[START Record set]

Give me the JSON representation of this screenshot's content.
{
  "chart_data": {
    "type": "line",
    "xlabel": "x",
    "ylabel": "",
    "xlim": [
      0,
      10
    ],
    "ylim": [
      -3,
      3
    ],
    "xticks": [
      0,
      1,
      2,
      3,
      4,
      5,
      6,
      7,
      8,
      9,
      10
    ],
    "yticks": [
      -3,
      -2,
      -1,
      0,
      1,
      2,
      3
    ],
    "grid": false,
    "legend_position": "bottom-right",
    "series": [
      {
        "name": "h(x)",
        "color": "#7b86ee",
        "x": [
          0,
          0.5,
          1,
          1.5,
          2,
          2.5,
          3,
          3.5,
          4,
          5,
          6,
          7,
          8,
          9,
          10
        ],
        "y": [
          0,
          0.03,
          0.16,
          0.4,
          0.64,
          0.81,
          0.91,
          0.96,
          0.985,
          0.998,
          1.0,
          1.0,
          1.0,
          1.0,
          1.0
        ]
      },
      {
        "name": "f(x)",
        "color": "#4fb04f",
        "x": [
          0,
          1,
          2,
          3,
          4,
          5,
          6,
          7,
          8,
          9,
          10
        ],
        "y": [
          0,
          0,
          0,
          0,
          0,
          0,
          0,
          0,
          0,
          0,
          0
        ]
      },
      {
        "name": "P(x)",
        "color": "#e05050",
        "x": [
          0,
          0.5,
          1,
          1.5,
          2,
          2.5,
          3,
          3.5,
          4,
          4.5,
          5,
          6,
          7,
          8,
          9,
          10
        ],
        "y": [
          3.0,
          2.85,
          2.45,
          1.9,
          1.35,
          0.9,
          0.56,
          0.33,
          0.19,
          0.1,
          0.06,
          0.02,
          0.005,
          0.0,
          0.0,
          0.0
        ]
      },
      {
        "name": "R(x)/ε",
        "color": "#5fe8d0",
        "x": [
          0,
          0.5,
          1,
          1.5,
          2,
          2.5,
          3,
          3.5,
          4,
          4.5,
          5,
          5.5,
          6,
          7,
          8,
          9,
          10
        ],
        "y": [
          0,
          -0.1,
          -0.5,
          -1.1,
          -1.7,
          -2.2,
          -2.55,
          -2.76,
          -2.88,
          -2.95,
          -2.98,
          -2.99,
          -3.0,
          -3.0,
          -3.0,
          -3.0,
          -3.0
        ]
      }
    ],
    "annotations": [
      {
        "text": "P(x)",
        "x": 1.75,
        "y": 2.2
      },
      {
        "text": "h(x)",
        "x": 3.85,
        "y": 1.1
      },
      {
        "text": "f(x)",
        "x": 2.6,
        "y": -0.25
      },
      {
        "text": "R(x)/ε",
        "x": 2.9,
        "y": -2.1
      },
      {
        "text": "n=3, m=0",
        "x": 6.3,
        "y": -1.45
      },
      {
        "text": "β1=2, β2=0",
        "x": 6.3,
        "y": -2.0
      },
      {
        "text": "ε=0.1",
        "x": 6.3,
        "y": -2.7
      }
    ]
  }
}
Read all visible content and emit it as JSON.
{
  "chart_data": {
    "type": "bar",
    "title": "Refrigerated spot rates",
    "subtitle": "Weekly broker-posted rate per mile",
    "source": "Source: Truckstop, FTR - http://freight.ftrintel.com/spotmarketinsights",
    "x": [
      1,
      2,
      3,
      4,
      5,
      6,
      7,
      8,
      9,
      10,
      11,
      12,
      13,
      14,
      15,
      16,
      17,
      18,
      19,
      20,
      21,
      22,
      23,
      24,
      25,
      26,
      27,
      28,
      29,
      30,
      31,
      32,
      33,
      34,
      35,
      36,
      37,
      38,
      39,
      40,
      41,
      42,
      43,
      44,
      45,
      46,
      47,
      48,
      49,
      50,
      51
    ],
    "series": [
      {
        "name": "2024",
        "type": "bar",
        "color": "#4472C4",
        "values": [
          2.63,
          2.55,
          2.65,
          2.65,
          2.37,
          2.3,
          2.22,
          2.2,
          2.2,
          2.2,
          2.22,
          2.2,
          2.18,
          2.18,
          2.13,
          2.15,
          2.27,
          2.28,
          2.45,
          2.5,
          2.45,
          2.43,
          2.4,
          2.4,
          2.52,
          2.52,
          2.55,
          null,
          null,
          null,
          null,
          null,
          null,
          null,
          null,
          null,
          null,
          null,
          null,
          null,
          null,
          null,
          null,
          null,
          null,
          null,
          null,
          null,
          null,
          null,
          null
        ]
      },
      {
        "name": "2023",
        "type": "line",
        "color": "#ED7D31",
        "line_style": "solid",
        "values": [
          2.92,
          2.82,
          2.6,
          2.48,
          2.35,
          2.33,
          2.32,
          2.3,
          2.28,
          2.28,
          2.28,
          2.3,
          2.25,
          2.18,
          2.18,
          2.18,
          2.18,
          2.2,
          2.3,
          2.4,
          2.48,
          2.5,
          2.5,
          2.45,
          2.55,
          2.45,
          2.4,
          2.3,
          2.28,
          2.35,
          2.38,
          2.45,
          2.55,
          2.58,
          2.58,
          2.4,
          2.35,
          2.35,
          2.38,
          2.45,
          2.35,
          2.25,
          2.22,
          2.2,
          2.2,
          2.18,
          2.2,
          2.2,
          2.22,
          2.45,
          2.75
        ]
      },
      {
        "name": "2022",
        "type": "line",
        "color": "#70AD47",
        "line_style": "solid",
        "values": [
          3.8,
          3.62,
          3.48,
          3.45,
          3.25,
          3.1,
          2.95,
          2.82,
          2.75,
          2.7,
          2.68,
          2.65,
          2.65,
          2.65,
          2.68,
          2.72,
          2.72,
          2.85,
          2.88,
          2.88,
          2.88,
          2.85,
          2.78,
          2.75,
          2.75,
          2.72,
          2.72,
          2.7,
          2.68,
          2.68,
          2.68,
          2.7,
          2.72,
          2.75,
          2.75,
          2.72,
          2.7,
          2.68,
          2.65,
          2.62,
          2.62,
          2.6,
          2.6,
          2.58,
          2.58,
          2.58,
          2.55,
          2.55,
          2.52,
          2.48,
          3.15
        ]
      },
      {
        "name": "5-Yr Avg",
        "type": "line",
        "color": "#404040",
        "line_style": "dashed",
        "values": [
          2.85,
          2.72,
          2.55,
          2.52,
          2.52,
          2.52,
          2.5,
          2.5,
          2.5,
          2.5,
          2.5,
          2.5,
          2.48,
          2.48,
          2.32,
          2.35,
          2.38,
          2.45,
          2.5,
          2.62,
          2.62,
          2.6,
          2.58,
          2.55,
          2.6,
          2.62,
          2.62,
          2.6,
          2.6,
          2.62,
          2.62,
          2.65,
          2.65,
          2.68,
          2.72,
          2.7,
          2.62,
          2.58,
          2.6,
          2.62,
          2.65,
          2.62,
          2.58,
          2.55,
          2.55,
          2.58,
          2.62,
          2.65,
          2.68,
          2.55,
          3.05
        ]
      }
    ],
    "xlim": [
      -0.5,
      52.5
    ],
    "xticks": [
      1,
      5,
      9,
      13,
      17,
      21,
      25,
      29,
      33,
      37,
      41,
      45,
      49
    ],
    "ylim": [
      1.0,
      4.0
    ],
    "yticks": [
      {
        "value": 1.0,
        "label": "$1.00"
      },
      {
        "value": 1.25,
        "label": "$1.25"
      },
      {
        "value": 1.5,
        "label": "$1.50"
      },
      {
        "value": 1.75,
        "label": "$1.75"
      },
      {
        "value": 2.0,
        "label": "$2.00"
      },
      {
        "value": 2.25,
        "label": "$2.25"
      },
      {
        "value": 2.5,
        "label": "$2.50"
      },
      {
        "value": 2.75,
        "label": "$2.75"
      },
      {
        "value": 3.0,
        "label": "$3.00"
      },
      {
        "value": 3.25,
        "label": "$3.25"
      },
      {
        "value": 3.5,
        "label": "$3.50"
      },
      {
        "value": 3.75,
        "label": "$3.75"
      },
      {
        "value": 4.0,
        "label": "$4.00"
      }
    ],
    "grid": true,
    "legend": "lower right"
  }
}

[END Record set]

# The task
Copy each line holding the word "color" from the listing above.

# Solution for this task
        "color": "#7b86ee",
        "color": "#4fb04f",
        "color": "#e05050",
        "color": "#5fe8d0",
        "color": "#4472C4",
        "color": "#ED7D31",
        "color": "#70AD47",
        "color": "#404040",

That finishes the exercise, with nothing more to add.